*EXTRAIT DU DOCUMENT*:
----

Alors que des millions de personnes ont été inoculées aux Etats-Unis ou au Royaume-Uni, le Japon n’a encore donné son feu vert à aucun vaccin, et le Premier ministre Yoshihide Suga, qui souhaite les voir administrés à partir de fin février, veut donner l’exemple en se faisant lui-même vacciner.

Car seuls 60% des Japonais sont prêts à recevoir la piqûre, selon une étude Ipsos réalisée en décembre pour le Forum économique mondial, contre 80% en Chine, 77% au Royaume-Uni, 75% en Corée du Sud ou 69% aux Etats-Unis. Seuls les Français (40%), les Russes et les Sud-Africains sont moins acquis aux vaccins que les Japonais parmi les 15 pays scrutés.

Selon un autre sondage de la chaîne de télévision publique NHK, la moitié seulement de la population nippone est prête à recevoir le vaccin.

Si réticences et oppositions ont été observées ces dernières années dans les pays industrialisés, la défiance remonte bien plus loin dans l’archipel nippon, où les experts la mettent sur le compte d’une série de procès sur leurs effets nocifs supposés, d’informations erronées des médias et d’un gouvernement timoré.

« Il y a un manque de confiance dans les informations du gouvernement », déclare à l’AFP Harumi Gomi, professeure au Centre de recherche en infectiologie de l’Université internationale de Santé et Bien-être.

----

*DONNÉES AFFICHÉES*:
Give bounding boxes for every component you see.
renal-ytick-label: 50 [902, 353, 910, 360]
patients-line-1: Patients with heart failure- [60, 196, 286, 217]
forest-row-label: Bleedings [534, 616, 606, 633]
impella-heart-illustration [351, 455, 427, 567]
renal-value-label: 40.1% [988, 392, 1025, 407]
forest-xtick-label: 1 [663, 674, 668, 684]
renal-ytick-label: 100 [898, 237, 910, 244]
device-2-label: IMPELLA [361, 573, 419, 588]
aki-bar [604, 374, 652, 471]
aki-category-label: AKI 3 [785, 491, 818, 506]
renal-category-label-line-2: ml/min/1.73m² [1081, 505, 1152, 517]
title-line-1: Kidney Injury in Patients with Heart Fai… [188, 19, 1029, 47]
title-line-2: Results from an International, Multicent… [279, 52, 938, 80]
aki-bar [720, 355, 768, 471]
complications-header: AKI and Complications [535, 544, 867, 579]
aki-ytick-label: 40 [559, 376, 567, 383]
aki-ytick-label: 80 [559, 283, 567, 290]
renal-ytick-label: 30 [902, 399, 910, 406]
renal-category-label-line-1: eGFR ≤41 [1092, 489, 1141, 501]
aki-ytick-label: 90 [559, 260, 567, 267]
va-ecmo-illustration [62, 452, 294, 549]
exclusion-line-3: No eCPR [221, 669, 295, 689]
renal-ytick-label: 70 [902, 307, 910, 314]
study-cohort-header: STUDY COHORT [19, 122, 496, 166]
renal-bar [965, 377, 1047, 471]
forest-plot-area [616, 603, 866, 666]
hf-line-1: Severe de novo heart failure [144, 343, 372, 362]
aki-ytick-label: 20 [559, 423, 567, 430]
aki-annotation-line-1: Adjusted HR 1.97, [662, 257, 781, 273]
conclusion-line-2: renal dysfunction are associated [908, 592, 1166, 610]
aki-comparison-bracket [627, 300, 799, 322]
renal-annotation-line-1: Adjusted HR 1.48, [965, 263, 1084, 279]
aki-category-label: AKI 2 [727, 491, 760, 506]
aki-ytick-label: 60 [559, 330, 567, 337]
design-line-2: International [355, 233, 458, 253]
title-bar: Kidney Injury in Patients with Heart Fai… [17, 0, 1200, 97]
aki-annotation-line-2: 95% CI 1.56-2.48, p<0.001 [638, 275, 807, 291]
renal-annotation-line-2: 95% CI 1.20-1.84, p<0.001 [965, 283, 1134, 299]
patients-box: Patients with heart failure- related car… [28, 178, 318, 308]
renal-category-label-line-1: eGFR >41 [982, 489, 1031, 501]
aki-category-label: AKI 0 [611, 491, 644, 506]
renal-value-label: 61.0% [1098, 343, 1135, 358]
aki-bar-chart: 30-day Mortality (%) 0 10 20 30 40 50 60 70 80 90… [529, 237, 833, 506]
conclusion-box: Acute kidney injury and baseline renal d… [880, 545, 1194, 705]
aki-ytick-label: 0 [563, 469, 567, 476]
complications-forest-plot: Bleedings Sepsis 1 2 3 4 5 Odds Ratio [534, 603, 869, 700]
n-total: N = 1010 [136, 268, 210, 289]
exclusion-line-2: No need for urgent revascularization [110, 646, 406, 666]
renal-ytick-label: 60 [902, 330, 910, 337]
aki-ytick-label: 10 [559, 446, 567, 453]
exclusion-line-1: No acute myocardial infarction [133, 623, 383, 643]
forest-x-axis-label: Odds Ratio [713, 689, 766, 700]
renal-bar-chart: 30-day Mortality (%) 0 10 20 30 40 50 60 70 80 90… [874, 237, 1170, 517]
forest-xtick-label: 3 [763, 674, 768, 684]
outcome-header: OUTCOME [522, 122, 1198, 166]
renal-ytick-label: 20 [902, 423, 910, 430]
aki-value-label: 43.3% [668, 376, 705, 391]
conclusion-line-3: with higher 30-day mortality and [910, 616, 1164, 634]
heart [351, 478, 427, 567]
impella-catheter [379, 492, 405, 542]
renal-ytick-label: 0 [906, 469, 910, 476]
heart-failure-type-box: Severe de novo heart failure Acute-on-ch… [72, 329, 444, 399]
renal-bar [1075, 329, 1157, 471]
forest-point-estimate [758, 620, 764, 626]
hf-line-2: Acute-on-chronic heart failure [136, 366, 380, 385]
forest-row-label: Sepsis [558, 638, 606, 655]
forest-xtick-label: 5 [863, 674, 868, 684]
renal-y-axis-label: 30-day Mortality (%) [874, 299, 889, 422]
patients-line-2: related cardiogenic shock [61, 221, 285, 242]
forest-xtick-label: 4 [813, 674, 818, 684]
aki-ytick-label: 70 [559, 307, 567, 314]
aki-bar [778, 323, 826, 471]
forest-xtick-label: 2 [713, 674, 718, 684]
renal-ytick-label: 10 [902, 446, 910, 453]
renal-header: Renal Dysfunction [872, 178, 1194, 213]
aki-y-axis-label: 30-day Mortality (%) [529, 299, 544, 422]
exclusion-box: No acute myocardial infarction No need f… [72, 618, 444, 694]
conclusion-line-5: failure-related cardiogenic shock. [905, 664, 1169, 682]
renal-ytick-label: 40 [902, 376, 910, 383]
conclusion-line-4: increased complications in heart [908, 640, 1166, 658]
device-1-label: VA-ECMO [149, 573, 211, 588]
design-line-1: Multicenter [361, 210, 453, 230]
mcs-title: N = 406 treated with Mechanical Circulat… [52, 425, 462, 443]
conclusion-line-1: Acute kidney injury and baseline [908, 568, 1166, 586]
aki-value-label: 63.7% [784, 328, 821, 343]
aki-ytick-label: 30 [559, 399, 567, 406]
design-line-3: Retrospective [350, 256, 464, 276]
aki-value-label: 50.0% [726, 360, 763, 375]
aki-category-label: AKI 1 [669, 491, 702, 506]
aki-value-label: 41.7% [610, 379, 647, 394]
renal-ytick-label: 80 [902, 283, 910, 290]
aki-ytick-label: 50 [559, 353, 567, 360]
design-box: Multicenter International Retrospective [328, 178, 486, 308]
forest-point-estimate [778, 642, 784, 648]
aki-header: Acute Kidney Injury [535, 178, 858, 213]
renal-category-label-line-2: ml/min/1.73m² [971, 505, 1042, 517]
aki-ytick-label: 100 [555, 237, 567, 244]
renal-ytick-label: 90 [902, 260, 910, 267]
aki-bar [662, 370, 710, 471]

----

*CONSIGNE*: Reproduisez à l'identique le passage de l'extrait sur la défiance vaccinale au Japon qui va de « Selon un autre » jusqu'à « Santé et Bien-être. ». Appuyez-vous uniquement sur l'extrait.

*ZONE DE RÉPONSE*:
Selon un autre sondage de la chaîne de télévision publique NHK, la moitié seulement de la population nippone est prête à recevoir le vaccin.

Si réticences et oppositions ont été observées ces dernières années dans les pays industrialisés, la défiance remonte bien plus loin dans l’archipel nippon, où les experts la mettent sur le compte d’une série de procès sur leurs effets nocifs supposés, d’informations erronées des médias et d’un gouvernement timoré.

« Il y a un manque de confiance dans les informations du gouvernement », déclare à l’AFP Harumi Gomi, professeure au Centre de recherche en infectiologie de l’Université internationale de Santé et Bien-être.